- **Problem statement**
Return the lines where the word "Brushed" occurs.

┌──

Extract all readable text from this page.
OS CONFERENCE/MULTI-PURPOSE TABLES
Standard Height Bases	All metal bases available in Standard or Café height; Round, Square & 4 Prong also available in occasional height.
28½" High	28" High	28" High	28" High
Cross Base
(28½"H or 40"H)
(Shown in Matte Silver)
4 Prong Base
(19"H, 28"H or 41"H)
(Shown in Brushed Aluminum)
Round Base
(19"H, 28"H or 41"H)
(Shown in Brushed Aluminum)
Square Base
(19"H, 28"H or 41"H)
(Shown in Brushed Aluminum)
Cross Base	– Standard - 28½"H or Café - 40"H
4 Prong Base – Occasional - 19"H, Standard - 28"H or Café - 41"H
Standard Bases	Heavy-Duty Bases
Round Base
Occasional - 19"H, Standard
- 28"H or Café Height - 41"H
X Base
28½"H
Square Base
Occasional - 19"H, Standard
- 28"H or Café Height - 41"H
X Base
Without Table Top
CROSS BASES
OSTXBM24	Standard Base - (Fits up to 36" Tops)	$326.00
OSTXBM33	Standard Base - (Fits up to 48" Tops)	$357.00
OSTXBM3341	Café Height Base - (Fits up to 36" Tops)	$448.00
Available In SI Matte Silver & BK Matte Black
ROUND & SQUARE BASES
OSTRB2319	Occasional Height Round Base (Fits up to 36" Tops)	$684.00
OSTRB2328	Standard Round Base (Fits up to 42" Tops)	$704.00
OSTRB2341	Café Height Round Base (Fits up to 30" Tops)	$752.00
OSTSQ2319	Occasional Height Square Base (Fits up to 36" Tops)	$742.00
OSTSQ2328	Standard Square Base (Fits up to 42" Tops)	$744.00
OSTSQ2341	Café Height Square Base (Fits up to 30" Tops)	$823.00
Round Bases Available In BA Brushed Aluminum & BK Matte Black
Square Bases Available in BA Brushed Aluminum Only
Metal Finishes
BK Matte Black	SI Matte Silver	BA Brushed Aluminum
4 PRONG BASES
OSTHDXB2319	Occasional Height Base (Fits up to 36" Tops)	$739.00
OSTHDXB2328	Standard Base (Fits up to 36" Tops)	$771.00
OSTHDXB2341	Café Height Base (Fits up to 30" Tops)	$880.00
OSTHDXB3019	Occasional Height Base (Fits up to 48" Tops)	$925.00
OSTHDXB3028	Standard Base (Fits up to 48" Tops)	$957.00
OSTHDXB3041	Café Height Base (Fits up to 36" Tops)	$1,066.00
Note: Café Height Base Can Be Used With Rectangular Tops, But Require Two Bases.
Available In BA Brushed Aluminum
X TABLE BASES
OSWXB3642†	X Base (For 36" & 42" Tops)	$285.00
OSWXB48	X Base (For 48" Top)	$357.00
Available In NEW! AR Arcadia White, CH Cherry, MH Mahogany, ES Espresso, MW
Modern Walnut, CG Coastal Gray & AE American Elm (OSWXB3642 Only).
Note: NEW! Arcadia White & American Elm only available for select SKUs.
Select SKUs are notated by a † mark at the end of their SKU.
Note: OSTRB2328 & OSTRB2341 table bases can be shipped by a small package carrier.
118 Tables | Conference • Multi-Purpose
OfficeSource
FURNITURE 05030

└──

- **Final result**
(Shown in Brushed Aluminum)
(Shown in Brushed Aluminum)
(Shown in Brushed Aluminum)
Round Bases Available In BA Brushed Aluminum & BK Matte Black
Square Bases Available in BA Brushed Aluminum Only
BK Matte Black	SI Matte Silver	BA Brushed Aluminum
Available In BA Brushed Aluminum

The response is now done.